## ENTRIES SHOWN
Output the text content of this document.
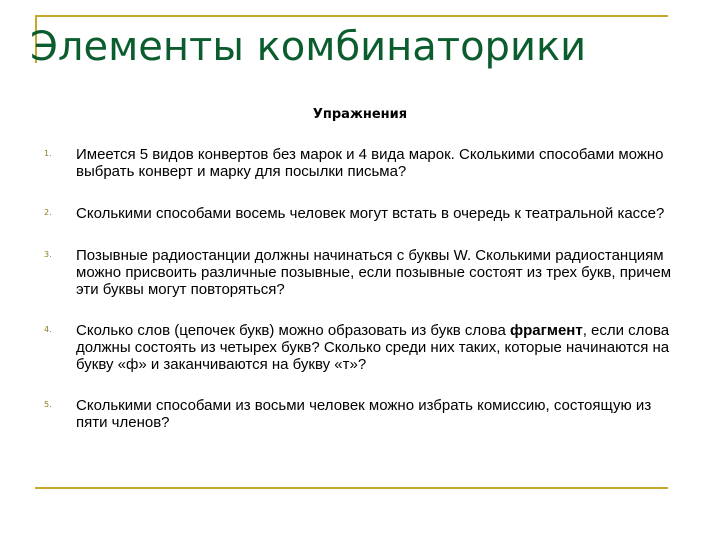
Элементы комбинаторики
Упражнения
1. Имеется 5 видов конвертов без марок и 4 вида марок. Сколькими способами можно выбрать конверт и марку для посылки письма?
2. Сколькими способами восемь человек могут встать в очередь к театральной кассе?
3. Позывные радиостанции должны начинаться с буквы W. Сколькими радиостанциям можно присвоить различные позывные, если позывные состоят из трех букв, причем эти буквы могут повторяться?
4. Сколько слов (цепочек букв) можно образовать из букв слова фрагмент, если слова должны состоять из четырех букв? Сколько среди них таких, которые начинаются на букву «ф» и заканчиваются на букву «т»?
5. Сколькими способами из восьми человек можно избрать комиссию, состоящую из пяти членов?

## WHAT YOU NEED TO DO
Pull every line containing the word "способами" out of the material and copy it.

## OUTPUT
1. Имеется 5 видов конвертов без марок и 4 вида марок. Сколькими способами можно выбрать конверт и марку для посылки письма?
2. Сколькими способами восемь человек могут встать в очередь к театральной кассе?
5. Сколькими способами из восьми человек можно избрать комиссию, состоящую из пяти членов?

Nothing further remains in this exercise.